— Task input —
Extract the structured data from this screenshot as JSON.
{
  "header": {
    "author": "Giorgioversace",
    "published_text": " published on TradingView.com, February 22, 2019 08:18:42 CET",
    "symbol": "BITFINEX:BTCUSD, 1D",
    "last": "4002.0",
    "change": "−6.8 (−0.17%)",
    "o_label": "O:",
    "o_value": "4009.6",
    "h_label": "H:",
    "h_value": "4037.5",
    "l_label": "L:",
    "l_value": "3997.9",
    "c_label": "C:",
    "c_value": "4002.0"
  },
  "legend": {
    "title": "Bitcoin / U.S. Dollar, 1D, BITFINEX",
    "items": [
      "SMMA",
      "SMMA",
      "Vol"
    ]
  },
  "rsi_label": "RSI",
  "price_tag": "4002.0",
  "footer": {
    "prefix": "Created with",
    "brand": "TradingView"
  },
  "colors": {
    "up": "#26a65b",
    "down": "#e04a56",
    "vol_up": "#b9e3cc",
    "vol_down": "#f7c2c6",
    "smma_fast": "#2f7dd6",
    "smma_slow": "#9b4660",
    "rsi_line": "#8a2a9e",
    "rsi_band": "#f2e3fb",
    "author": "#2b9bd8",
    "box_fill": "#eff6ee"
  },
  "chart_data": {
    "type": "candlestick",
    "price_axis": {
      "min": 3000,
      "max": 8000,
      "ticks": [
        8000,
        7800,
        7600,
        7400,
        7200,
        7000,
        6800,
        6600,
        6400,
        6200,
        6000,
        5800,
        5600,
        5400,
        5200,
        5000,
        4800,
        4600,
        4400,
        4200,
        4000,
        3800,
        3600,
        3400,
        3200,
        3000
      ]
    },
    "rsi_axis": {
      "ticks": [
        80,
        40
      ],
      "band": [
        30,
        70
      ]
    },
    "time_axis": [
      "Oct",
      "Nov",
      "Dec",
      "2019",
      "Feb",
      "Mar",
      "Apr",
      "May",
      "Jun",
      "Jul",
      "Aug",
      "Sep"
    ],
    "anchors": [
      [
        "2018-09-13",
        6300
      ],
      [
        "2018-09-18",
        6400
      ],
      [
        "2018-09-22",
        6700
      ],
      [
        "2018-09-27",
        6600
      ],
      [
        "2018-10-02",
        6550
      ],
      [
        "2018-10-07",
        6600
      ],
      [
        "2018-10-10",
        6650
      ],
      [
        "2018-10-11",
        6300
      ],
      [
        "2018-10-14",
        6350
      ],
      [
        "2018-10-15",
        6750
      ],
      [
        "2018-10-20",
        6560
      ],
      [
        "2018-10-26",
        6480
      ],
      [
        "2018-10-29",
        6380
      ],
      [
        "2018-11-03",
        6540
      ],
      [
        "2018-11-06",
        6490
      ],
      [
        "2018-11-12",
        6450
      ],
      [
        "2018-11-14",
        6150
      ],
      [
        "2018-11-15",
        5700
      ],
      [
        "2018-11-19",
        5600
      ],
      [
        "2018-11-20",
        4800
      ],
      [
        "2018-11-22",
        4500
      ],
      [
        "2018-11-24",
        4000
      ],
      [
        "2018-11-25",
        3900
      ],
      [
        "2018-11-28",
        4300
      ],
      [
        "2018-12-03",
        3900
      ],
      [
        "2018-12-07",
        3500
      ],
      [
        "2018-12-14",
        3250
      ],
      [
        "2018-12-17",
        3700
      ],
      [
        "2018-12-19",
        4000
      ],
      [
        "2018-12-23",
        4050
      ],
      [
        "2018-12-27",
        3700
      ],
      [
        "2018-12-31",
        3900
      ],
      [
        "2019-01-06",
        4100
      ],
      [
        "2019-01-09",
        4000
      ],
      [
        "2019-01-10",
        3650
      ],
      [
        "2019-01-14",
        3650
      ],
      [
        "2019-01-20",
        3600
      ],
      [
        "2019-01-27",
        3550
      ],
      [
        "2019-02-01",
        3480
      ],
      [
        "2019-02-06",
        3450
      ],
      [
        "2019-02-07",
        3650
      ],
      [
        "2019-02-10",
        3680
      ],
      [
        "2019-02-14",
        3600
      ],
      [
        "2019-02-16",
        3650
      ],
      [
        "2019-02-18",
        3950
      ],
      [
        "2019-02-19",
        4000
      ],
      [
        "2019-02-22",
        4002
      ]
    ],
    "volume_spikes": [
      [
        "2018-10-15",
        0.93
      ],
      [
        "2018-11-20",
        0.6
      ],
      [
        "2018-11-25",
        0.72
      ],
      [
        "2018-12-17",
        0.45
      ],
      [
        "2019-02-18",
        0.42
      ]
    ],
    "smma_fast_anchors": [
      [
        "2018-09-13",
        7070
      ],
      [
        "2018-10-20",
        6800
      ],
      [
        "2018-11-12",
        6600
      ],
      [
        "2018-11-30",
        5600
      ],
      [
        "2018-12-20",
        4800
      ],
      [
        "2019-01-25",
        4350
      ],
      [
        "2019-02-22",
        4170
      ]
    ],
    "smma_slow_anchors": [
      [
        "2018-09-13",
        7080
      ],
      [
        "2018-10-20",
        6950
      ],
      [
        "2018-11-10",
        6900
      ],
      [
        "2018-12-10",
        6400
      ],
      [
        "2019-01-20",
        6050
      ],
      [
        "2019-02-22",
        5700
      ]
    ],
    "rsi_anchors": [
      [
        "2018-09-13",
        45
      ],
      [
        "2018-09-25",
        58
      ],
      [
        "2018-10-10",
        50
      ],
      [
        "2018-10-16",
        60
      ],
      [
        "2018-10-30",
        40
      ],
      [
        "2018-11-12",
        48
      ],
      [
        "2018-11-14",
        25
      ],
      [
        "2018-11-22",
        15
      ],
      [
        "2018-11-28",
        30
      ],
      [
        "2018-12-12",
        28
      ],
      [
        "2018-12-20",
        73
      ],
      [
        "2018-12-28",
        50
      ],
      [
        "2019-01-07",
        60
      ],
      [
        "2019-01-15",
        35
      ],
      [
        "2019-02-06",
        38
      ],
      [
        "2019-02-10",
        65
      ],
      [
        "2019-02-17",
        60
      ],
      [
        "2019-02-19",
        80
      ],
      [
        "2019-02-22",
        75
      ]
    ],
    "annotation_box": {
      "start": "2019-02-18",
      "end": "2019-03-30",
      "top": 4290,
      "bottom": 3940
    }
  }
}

— What is required —
Return every line of the material exactly.

— Task response —
Extract the structured data from this screenshot as JSON.
{
  "header": {
    "author": "Giorgioversace",
    "published_text": " published on TradingView.com, February 22, 2019 08:18:42 CET",
    "symbol": "BITFINEX:BTCUSD, 1D",
    "last": "4002.0",
    "change": "−6.8 (−0.17%)",
    "o_label": "O:",
    "o_value": "4009.6",
    "h_label": "H:",
    "h_value": "4037.5",
    "l_label": "L:",
    "l_value": "3997.9",
    "c_label": "C:",
    "c_value": "4002.0"
  },
  "legend": {
    "title": "Bitcoin / U.S. Dollar, 1D, BITFINEX",
    "items": [
      "SMMA",
      "SMMA",
      "Vol"
    ]
  },
  "rsi_label": "RSI",
  "price_tag": "4002.0",
  "footer": {
    "prefix": "Created with",
    "brand": "TradingView"
  },
  "colors": {
    "up": "#26a65b",
    "down": "#e04a56",
    "vol_up": "#b9e3cc",
    "vol_down": "#f7c2c6",
    "smma_fast": "#2f7dd6",
    "smma_slow": "#9b4660",
    "rsi_line": "#8a2a9e",
    "rsi_band": "#f2e3fb",
    "author": "#2b9bd8",
    "box_fill": "#eff6ee"
  },
  "chart_data": {
    "type": "candlestick",
    "price_axis": {
      "min": 3000,
      "max": 8000,
      "ticks": [
        8000,
        7800,
        7600,
        7400,
        7200,
        7000,
        6800,
        6600,
        6400,
        6200,
        6000,
        5800,
        5600,
        5400,
        5200,
        5000,
        4800,
        4600,
        4400,
        4200,
        4000,
        3800,
        3600,
        3400,
        3200,
        3000
      ]
    },
    "rsi_axis": {
      "ticks": [
        80,
        40
      ],
      "band": [
        30,
        70
      ]
    },
    "time_axis": [
      "Oct",
      "Nov",
      "Dec",
      "2019",
      "Feb",
      "Mar",
      "Apr",
      "May",
      "Jun",
      "Jul",
      "Aug",
      "Sep"
    ],
    "anchors": [
      [
        "2018-09-13",
        6300
      ],
      [
        "2018-09-18",
        6400
      ],
      [
        "2018-09-22",
        6700
      ],
      [
        "2018-09-27",
        6600
      ],
      [
        "2018-10-02",
        6550
      ],
      [
        "2018-10-07",
        6600
      ],
      [
        "2018-10-10",
        6650
      ],
      [
        "2018-10-11",
        6300
      ],
      [
        "2018-10-14",
        6350
      ],
      [
        "2018-10-15",
        6750
      ],
      [
        "2018-10-20",
        6560
      ],
      [
        "2018-10-26",
        6480
      ],
      [
        "2018-10-29",
        6380
      ],
      [
        "2018-11-03",
        6540
      ],
      [
        "2018-11-06",
        6490
      ],
      [
        "2018-11-12",
        6450
      ],
      [
        "2018-11-14",
        6150
      ],
      [
        "2018-11-15",
        5700
      ],
      [
        "2018-11-19",
        5600
      ],
      [
        "2018-11-20",
        4800
      ],
      [
        "2018-11-22",
        4500
      ],
      [
        "2018-11-24",
        4000
      ],
      [
        "2018-11-25",
        3900
      ],
      [
        "2018-11-28",
        4300
      ],
      [
        "2018-12-03",
        3900
      ],
      [
        "2018-12-07",
        3500
      ],
      [
        "2018-12-14",
        3250
      ],
      [
        "2018-12-17",
        3700
      ],
      [
        "2018-12-19",
        4000
      ],
      [
        "2018-12-23",
        4050
      ],
      [
        "2018-12-27",
        3700
      ],
      [
        "2018-12-31",
        3900
      ],
      [
        "2019-01-06",
        4100
      ],
      [
        "2019-01-09",
        4000
      ],
      [
        "2019-01-10",
        3650
      ],
      [
        "2019-01-14",
        3650
      ],
      [
        "2019-01-20",
        3600
      ],
      [
        "2019-01-27",
        3550
      ],
      [
        "2019-02-01",
        3480
      ],
      [
        "2019-02-06",
        3450
      ],
      [
        "2019-02-07",
        3650
      ],
      [
        "2019-02-10",
        3680
      ],
      [
        "2019-02-14",
        3600
      ],
      [
        "2019-02-16",
        3650
      ],
      [
        "2019-02-18",
        3950
      ],
      [
        "2019-02-19",
        4000
      ],
      [
        "2019-02-22",
        4002
      ]
    ],
    "volume_spikes": [
      [
        "2018-10-15",
        0.93
      ],
      [
        "2018-11-20",
        0.6
      ],
      [
        "2018-11-25",
        0.72
      ],
      [
        "2018-12-17",
        0.45
      ],
      [
        "2019-02-18",
        0.42
      ]
    ],
    "smma_fast_anchors": [
      [
        "2018-09-13",
        7070
      ],
      [
        "2018-10-20",
        6800
      ],
      [
        "2018-11-12",
        6600
      ],
      [
        "2018-11-30",
        5600
      ],
      [
        "2018-12-20",
        4800
      ],
      [
        "2019-01-25",
        4350
      ],
      [
        "2019-02-22",
        4170
      ]
    ],
    "smma_slow_anchors": [
      [
        "2018-09-13",
        7080
      ],
      [
        "2018-10-20",
        6950
      ],
      [
        "2018-11-10",
        6900
      ],
      [
        "2018-12-10",
        6400
      ],
      [
        "2019-01-20",
        6050
      ],
      [
        "2019-02-22",
        5700
      ]
    ],
    "rsi_anchors": [
      [
        "2018-09-13",
        45
      ],
      [
        "2018-09-25",
        58
      ],
      [
        "2018-10-10",
        50
      ],
      [
        "2018-10-16",
        60
      ],
      [
        "2018-10-30",
        40
      ],
      [
        "2018-11-12",
        48
      ],
      [
        "2018-11-14",
        25
      ],
      [
        "2018-11-22",
        15
      ],
      [
        "2018-11-28",
        30
      ],
      [
        "2018-12-12",
        28
      ],
      [
        "2018-12-20",
        73
      ],
      [
        "2018-12-28",
        50
      ],
      [
        "2019-01-07",
        60
      ],
      [
        "2019-01-15",
        35
      ],
      [
        "2019-02-06",
        38
      ],
      [
        "2019-02-10",
        65
      ],
      [
        "2019-02-17",
        60
      ],
      [
        "2019-02-19",
        80
      ],
      [
        "2019-02-22",
        75
      ]
    ],
    "annotation_box": {
      "start": "2019-02-18",
      "end": "2019-03-30",
      "top": 4290,
      "bottom": 3940
    }
  }
}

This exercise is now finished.